Find how many lines hold the word "died". Give only the number.

Source records
-- begin --
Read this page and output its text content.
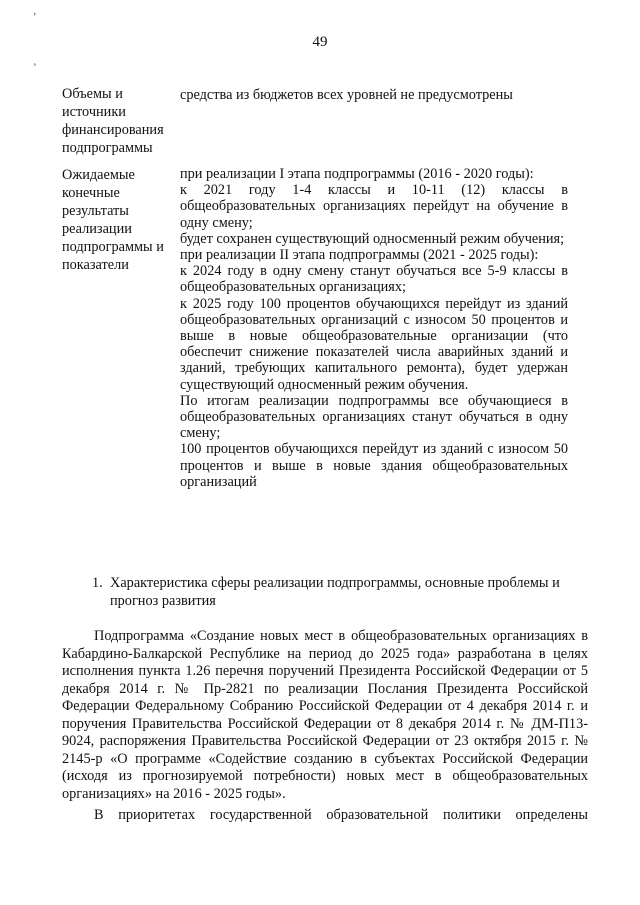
’
¸
49
Объемы и источники финансирования подпрограммы

средства из бюджетов всех уровней не предусмотрены

Ожидаемые конечные результаты реализации подпрограммы и показатели

при реализации I этапа подпрограммы (2016 - 2020 годы):

к 2021 году 1-4 классы и 10-11 (12) классы в общеобразовательных организациях перейдут на обучение в одну смену;

будет сохранен существующий односменный режим обучения;

при реализации II этапа подпрограммы (2021 - 2025 годы):

к 2024 году в одну смену станут обучаться все 5-9 классы в общеобразовательных организациях;

к 2025 году 100 процентов обучающихся перейдут из зданий общеобразовательных организаций с износом 50 процентов и выше в новые общеобразовательные организации (что обеспечит снижение показателей числа аварийных зданий и зданий, требующих капитального ремонта), будет удержан существующий односменный режим обучения.

По итогам реализации подпрограммы все обучающиеся в общеобразовательных организациях станут обучаться в одну смену;

100 процентов обучающихся перейдут из зданий с износом 50 процентов и выше в новые здания общеобразовательных организаций

1. Характеристика сферы реализации подпрограммы, основные проблемы и прогноз развития

Подпрограмма «Создание новых мест в общеобразовательных организациях в Кабардино-Балкарской Республике на период до 2025 года» разработана в целях исполнения пункта 1.26 перечня поручений Президента Российской Федерации от 5 декабря 2014 г. № Пр-2821 по реализации Послания Президента Российской Федерации Федеральному Собранию Российской Федерации от 4 декабря 2014 г. и поручения Правительства Российской Федерации от 8 декабря 2014 г. № ДМ-П13-9024, распоряжения Правительства Российской Федерации от 23 октября 2015 г. № 2145-р «О программе «Содействие созданию в субъектах Российской Федерации (исходя из прогнозируемой потребности) новых мест в общеобразовательных организациях» на 2016 - 2025 годы».

В приоритетах государственной образовательной политики определены
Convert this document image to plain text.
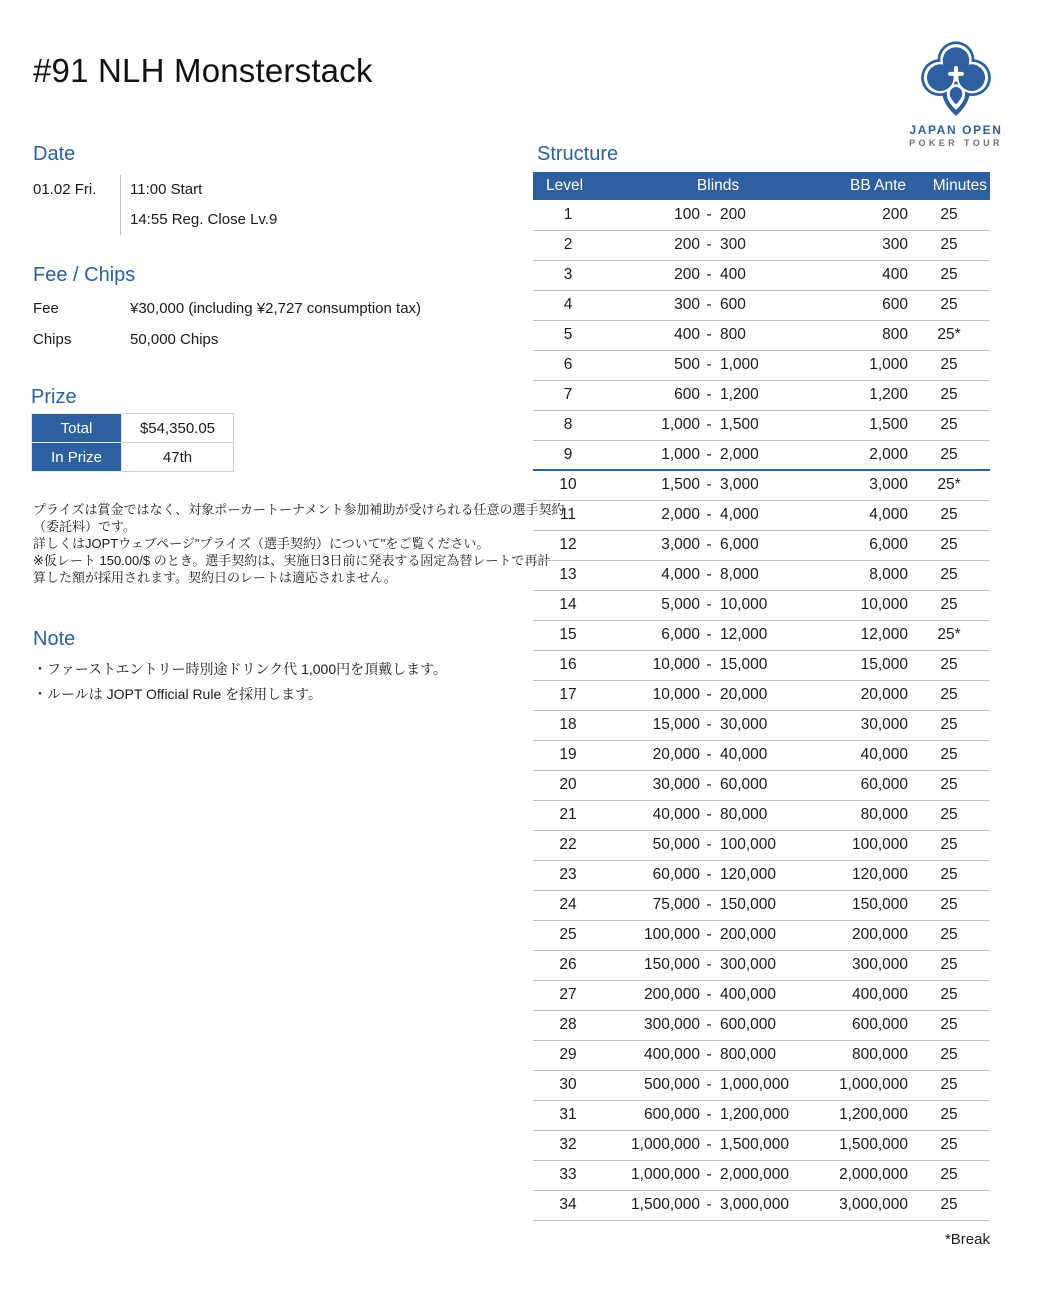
#91 NLH Monsterstack
JAPAN OPEN
POKER TOUR
Date
01.02 Fri.	11:00 Start
14:55 Reg. Close Lv.9
Fee / Chips
Fee	¥30,000 (including ¥2,727 consumption tax)
Chips	50,000 Chips
Prize
Total	$54,350.05
In Prize	47th
プライズは賞金ではなく、対象ポーカートーナメント参加補助が受けられる任意の選手契約
（委託料）です。
詳しくはJOPTウェブページ"プライズ（選手契約）について"をご覧ください。
※仮レート 150.00/$ のとき。選手契約は、実施日3日前に発表する固定為替レートで再計
算した額が採用されます。契約日のレートは適応されません。
Note
・ファーストエントリー時別途ドリンク代 1,000円を頂戴します。
・ルールは JOPT Official Rule を採用します。
Structure
Level	Blinds			BB Ante	Minutes
1	100	-	200	200	25
2	200	-	300	300	25
3	200	-	400	400	25
4	300	-	600	600	25
5	400	-	800	800	25*
6	500	-	1,000	1,000	25
7	600	-	1,200	1,200	25
8	1,000	-	1,500	1,500	25
9	1,000	-	2,000	2,000	25
10	1,500	-	3,000	3,000	25*
11	2,000	-	4,000	4,000	25
12	3,000	-	6,000	6,000	25
13	4,000	-	8,000	8,000	25
14	5,000	-	10,000	10,000	25
15	6,000	-	12,000	12,000	25*
16	10,000	-	15,000	15,000	25
17	10,000	-	20,000	20,000	25
18	15,000	-	30,000	30,000	25
19	20,000	-	40,000	40,000	25
20	30,000	-	60,000	60,000	25
21	40,000	-	80,000	80,000	25
22	50,000	-	100,000	100,000	25
23	60,000	-	120,000	120,000	25
24	75,000	-	150,000	150,000	25
25	100,000	-	200,000	200,000	25
26	150,000	-	300,000	300,000	25
27	200,000	-	400,000	400,000	25
28	300,000	-	600,000	600,000	25
29	400,000	-	800,000	800,000	25
30	500,000	-	1,000,000	1,000,000	25
31	600,000	-	1,200,000	1,200,000	25
32	1,000,000	-	1,500,000	1,500,000	25
33	1,000,000	-	2,000,000	2,000,000	25
34	1,500,000	-	3,000,000	3,000,000	25
*Break
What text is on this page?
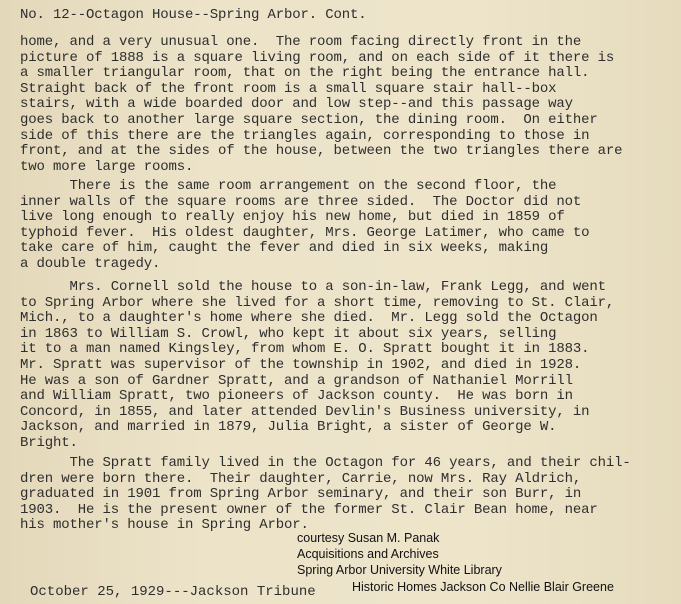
No. 12--Octagon House--Spring Arbor. Cont.
home, and a very unusual one.  The room facing directly front in the
picture of 1888 is a square living room, and on each side of it there is
a smaller triangular room, that on the right being the entrance hall.
Straight back of the front room is a small square stair hall--box
stairs, with a wide boarded door and low step--and this passage way
goes back to another large square section, the dining room.  On either
side of this there are the triangles again, corresponding to those in
front, and at the sides of the house, between the two triangles there are
two more large rooms.
There is the same room arrangement on the second floor, the
inner walls of the square rooms are three sided.  The Doctor did not
live long enough to really enjoy his new home, but died in 1859 of
typhoid fever.  His oldest daughter, Mrs. George Latimer, who came to
take care of him, caught the fever and died in six weeks, making
a double tragedy.
Mrs. Cornell sold the house to a son-in-law, Frank Legg, and went
to Spring Arbor where she lived for a short time, removing to St. Clair,
Mich., to a daughter's home where she died.  Mr. Legg sold the Octagon
in 1863 to William S. Crowl, who kept it about six years, selling
it to a man named Kingsley, from whom E. O. Spratt bought it in 1883.
Mr. Spratt was supervisor of the township in 1902, and died in 1928.
He was a son of Gardner Spratt, and a grandson of Nathaniel Morrill
and William Spratt, two pioneers of Jackson county.  He was born in
Concord, in 1855, and later attended Devlin's Business university, in
Jackson, and married in 1879, Julia Bright, a sister of George W.
Bright.
The Spratt family lived in the Octagon for 46 years, and their chil-
dren were born there.  Their daughter, Carrie, now Mrs. Ray Aldrich,
graduated in 1901 from Spring Arbor seminary, and their son Burr, in
1903.  He is the present owner of the former St. Clair Bean home, near
his mother's house in Spring Arbor.
courtesy Susan M. Panak
Acquisitions and Archives
Spring Arbor University White Library
October 25, 1929---Jackson Tribune	Historic Homes Jackson Co Nellie Blair Greene
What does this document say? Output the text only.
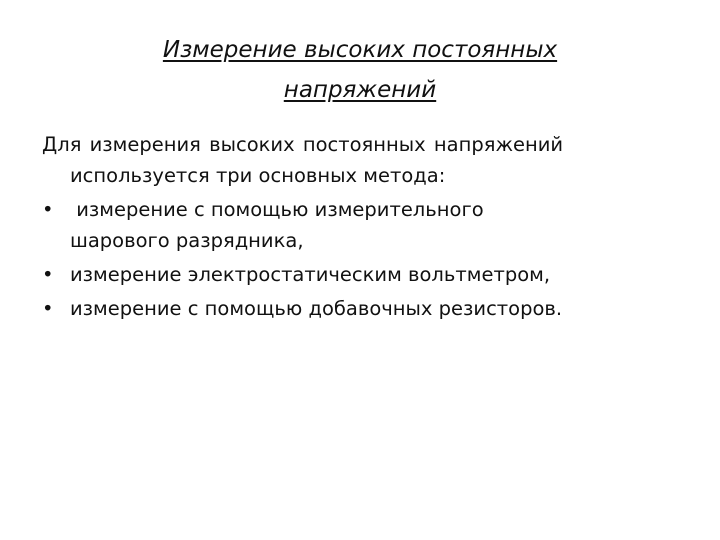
Измерение высоких постоянных
напряжений
Для измерения высоких постоянных напряжений
используется три основных метода:
• измерение с помощью измерительного
шарового разрядника,
• измерение электростатическим вольтметром,
• измерение с помощью добавочных резисторов.
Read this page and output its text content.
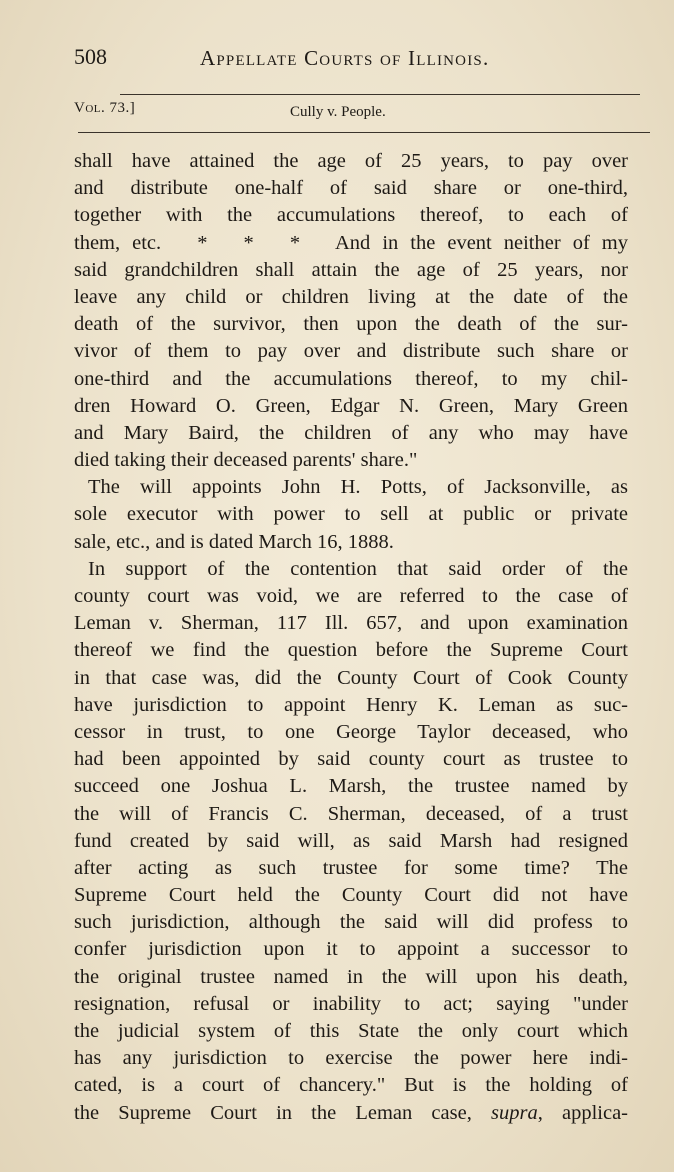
508	Appellate Courts of Illinois.
Vol. 73.]	Cully v. People.
shall have attained the age of 25 years, to pay over
and distribute one-half of said share or one-third,
together with the accumulations thereof, to each of
them, etc.   *   *   *   And in the event neither of my
said grandchildren shall attain the age of 25 years, nor
leave any child or children living at the date of the
death of the survivor, then upon the death of the sur-
vivor of them to pay over and distribute such share or
one-third and the accumulations thereof, to my chil-
dren Howard O. Green, Edgar N. Green, Mary Green
and Mary Baird, the children of any who may have
died taking their deceased parents' share."
The will appoints John H. Potts, of Jacksonville, as
sole executor with power to sell at public or private
sale, etc., and is dated March 16, 1888.
In support of the contention that said order of the
county court was void, we are referred to the case of
Leman v. Sherman, 117 Ill. 657, and upon examination
thereof we find the question before the Supreme Court
in that case was, did the County Court of Cook County
have jurisdiction to appoint Henry K. Leman as suc-
cessor in trust, to one George Taylor deceased, who
had been appointed by said county court as trustee to
succeed one Joshua L. Marsh, the trustee named by
the will of Francis C. Sherman, deceased, of a trust
fund created by said will, as said Marsh had resigned
after acting as such trustee for some time? The
Supreme Court held the County Court did not have
such jurisdiction, although the said will did profess to
confer jurisdiction upon it to appoint a successor to
the original trustee named in the will upon his death,
resignation, refusal or inability to act; saying "under
the judicial system of this State the only court which
has any jurisdiction to exercise the power here indi-
cated, is a court of chancery." But is the holding of
the Supreme Court in the Leman case, supra, applica-
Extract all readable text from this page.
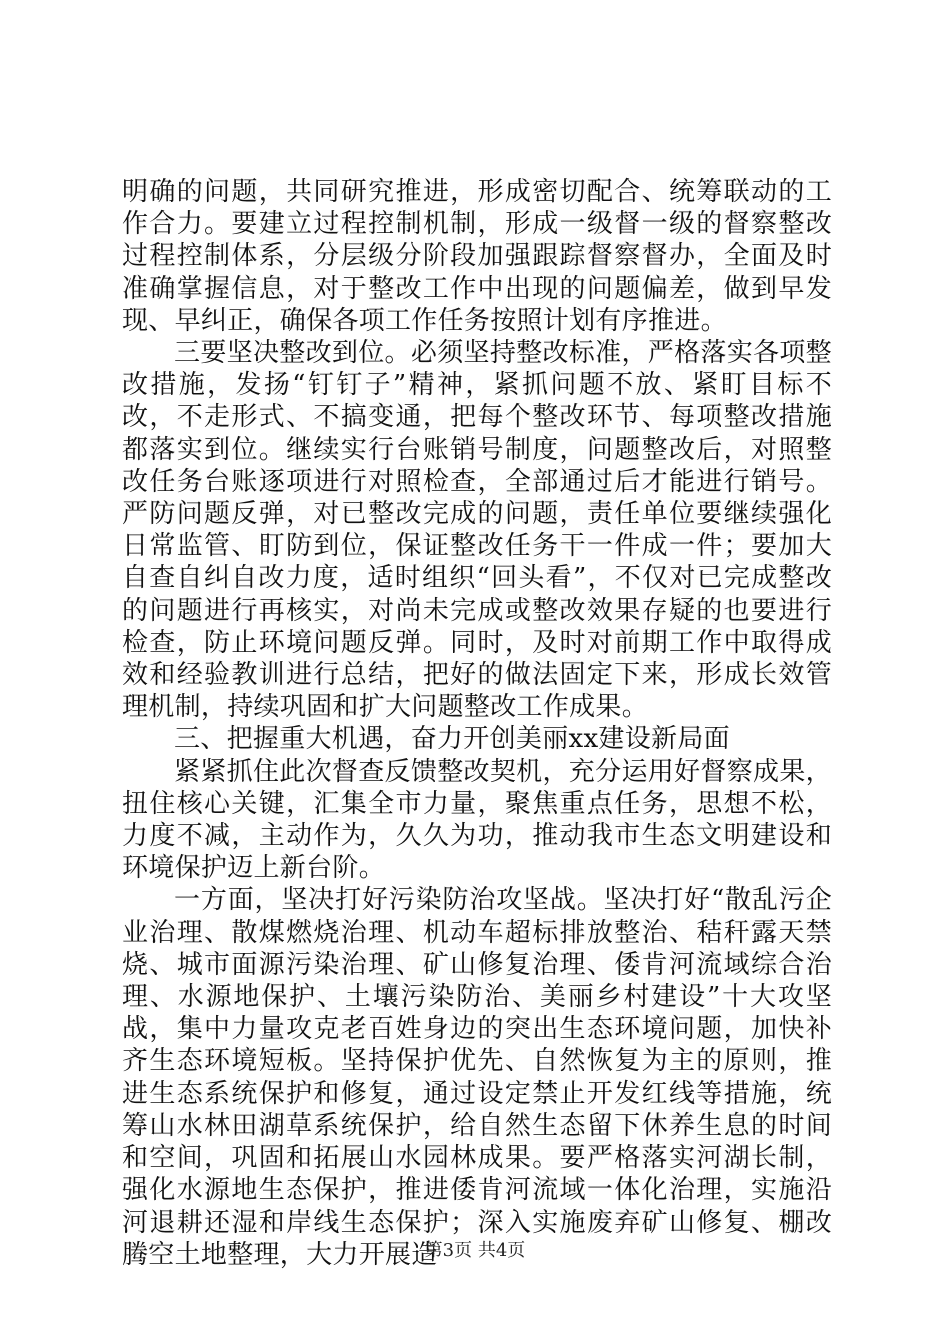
明确的问题，共同研究推进，形成密切配合、统筹联动的工作合力。要建立过程控制机制，形成一级督一级的督察整改过程控制体系，分层级分阶段加强跟踪督察督办，全面及时准确掌握信息，对于整改工作中出现的问题偏差，做到早发现、早纠正，确保各项工作任务按照计划有序推进。

三要坚决整改到位。必须坚持整改标准，严格落实各项整改措施，发扬“钉钉子”精神，紧抓问题不放、紧盯目标不改，不走形式、不搞变通，把每个整改环节、每项整改措施都落实到位。继续实行台账销号制度，问题整改后，对照整改任务台账逐项进行对照检查，全部通过后才能进行销号。严防问题反弹，对已整改完成的问题，责任单位要继续强化日常监管、盯防到位，保证整改任务干一件成一件；要加大自查自纠自改力度，适时组织“回头看”，不仅对已完成整改的问题进行再核实，对尚未完成或整改效果存疑的也要进行检查，防止环境问题反弹。同时，及时对前期工作中取得成效和经验教训进行总结，把好的做法固定下来，形成长效管理机制，持续巩固和扩大问题整改工作成果。

三、把握重大机遇，奋力开创美丽xx建设新局面

紧紧抓住此次督查反馈整改契机，充分运用好督察成果，扭住核心关键，汇集全市力量，聚焦重点任务，思想不松，力度不减，主动作为，久久为功，推动我市生态文明建设和环境保护迈上新台阶。

一方面，坚决打好污染防治攻坚战。坚决打好“散乱污企业治理、散煤燃烧治理、机动车超标排放整治、秸秆露天禁烧、城市面源污染治理、矿山修复治理、倭肯河流域综合治理、水源地保护、土壤污染防治、美丽乡村建设”十大攻坚战，集中力量攻克老百姓身边的突出生态环境问题，加快补齐生态环境短板。坚持保护优先、自然恢复为主的原则，推进生态系统保护和修复，通过设定禁止开发红线等措施，统筹山水林田湖草系统保护，给自然生态留下休养生息的时间和空间，巩固和拓展山水园林成果。要严格落实河湖长制，强化水源地生态保护，推进倭肯河流域一体化治理，实施沿河退耕还湿和岸线生态保护；深入实施废弃矿山修复、棚改腾空土地整理，大力开展造

第3页 共4页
-- end --
EXERCISE RESULT: 5